→ **TO BE DONE**:
Copy every line of the data that contains the string "clusters".

→ **INFORMATION SHOWN**:
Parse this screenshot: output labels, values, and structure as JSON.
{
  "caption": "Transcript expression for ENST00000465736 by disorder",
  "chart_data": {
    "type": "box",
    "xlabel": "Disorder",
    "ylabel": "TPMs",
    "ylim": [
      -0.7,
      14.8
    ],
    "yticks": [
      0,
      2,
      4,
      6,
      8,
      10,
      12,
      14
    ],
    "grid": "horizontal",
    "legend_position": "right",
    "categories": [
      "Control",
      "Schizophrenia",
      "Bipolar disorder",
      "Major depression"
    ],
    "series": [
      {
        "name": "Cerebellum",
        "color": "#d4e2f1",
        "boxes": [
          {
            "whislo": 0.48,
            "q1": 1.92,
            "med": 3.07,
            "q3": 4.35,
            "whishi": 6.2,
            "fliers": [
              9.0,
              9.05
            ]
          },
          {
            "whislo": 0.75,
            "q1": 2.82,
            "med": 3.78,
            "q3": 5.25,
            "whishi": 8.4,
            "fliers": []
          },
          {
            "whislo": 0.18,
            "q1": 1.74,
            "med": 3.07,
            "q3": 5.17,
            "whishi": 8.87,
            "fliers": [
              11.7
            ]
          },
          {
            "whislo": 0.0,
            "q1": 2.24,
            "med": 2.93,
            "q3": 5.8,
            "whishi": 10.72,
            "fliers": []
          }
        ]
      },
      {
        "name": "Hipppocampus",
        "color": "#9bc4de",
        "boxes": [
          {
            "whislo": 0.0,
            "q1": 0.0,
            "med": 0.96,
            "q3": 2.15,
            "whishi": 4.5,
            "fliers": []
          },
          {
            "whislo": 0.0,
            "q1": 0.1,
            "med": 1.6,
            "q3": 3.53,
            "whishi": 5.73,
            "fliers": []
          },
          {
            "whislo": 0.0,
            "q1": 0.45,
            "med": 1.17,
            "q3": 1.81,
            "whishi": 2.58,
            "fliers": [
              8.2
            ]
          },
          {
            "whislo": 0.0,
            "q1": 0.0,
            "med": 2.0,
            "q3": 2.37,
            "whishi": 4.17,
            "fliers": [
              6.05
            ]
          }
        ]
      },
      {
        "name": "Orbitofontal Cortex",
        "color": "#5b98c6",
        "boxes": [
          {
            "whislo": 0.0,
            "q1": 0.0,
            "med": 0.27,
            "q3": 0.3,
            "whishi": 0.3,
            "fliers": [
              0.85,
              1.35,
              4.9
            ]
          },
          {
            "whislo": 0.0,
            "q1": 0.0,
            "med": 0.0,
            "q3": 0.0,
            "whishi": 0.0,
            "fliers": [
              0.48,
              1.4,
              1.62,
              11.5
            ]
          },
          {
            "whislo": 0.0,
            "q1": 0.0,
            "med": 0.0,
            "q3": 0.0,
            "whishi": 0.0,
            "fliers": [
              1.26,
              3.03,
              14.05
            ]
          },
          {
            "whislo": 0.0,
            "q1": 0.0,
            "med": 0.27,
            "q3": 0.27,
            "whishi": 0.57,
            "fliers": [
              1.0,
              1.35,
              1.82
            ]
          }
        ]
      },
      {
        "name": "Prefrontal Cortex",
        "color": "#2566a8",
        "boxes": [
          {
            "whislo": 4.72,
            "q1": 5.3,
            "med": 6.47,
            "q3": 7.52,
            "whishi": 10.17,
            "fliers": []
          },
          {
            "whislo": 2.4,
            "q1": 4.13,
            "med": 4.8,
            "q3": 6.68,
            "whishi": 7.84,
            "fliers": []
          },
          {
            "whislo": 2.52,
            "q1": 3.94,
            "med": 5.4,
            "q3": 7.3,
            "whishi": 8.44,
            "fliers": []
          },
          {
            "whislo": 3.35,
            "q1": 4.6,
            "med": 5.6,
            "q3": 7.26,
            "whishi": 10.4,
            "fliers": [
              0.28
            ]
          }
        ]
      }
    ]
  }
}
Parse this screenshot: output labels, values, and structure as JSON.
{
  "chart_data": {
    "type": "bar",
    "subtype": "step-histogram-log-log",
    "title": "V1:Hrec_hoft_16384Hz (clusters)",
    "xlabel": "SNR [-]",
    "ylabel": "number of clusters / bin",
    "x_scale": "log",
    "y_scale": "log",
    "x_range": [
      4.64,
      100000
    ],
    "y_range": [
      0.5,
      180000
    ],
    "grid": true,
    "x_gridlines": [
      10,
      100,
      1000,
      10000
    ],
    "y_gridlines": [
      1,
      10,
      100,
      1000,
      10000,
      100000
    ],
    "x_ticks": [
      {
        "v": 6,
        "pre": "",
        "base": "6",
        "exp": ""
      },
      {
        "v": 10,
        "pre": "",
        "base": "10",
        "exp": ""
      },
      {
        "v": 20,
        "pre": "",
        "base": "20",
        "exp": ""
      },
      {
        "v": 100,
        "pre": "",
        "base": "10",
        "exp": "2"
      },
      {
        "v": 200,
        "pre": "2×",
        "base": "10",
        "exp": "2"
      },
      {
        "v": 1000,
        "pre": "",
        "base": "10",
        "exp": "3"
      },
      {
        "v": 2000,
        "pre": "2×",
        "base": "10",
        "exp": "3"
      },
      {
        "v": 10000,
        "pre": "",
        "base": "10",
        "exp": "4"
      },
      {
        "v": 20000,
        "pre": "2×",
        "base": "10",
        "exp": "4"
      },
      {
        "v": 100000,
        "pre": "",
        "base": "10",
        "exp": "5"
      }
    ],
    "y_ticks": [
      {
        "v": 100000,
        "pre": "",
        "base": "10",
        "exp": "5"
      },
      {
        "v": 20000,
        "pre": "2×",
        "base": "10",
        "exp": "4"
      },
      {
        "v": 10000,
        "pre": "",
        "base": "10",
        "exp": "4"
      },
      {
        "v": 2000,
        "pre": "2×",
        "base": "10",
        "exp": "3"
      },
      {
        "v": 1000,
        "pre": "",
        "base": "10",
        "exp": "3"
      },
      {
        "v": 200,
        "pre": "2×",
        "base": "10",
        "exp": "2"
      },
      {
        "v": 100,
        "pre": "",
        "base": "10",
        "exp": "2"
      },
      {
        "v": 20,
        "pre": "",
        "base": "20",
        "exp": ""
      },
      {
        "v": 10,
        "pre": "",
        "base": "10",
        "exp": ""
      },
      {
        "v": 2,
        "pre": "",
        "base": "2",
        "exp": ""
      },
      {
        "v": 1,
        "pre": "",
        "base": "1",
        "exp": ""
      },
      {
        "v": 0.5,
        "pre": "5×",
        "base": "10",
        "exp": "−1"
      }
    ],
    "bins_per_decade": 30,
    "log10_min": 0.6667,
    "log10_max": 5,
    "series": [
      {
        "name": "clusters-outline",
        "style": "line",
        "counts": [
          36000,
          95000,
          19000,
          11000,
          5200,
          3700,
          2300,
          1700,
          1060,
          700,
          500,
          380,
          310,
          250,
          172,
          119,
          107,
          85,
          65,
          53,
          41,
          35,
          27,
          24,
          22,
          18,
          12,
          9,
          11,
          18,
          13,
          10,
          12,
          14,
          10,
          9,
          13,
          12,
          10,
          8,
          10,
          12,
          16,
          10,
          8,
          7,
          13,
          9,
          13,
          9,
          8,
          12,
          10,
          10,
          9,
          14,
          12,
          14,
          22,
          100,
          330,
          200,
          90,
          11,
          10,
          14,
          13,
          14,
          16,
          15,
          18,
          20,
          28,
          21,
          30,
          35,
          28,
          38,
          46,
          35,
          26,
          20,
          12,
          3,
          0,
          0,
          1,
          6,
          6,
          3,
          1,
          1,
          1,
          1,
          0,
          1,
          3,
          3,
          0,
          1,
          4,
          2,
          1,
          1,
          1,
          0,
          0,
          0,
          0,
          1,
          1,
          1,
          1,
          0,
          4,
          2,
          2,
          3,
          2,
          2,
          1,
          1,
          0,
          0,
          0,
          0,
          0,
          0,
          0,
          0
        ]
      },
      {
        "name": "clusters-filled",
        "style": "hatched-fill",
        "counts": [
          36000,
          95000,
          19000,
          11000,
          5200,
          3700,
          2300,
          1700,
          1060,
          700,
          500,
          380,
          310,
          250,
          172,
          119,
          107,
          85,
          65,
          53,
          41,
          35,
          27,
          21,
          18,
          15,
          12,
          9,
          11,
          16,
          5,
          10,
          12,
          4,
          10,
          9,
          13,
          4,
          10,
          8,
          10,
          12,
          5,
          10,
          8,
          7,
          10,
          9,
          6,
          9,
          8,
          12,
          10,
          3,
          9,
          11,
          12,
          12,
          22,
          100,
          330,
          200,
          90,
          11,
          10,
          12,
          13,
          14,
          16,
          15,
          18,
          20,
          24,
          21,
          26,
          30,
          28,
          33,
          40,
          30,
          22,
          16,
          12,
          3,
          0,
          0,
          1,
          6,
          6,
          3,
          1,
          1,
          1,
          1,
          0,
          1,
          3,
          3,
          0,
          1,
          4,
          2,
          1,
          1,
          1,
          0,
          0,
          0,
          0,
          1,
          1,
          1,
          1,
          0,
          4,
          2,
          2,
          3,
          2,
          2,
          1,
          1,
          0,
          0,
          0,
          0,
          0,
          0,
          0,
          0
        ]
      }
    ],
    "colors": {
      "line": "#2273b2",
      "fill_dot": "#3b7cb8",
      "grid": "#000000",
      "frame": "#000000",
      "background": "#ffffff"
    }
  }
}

→ **REPLY TO THE TASK**:
    "title": "V1:Hrec_hoft_16384Hz (clusters)",
    "ylabel": "number of clusters / bin",
        "name": "clusters-outline",
        "name": "clusters-filled",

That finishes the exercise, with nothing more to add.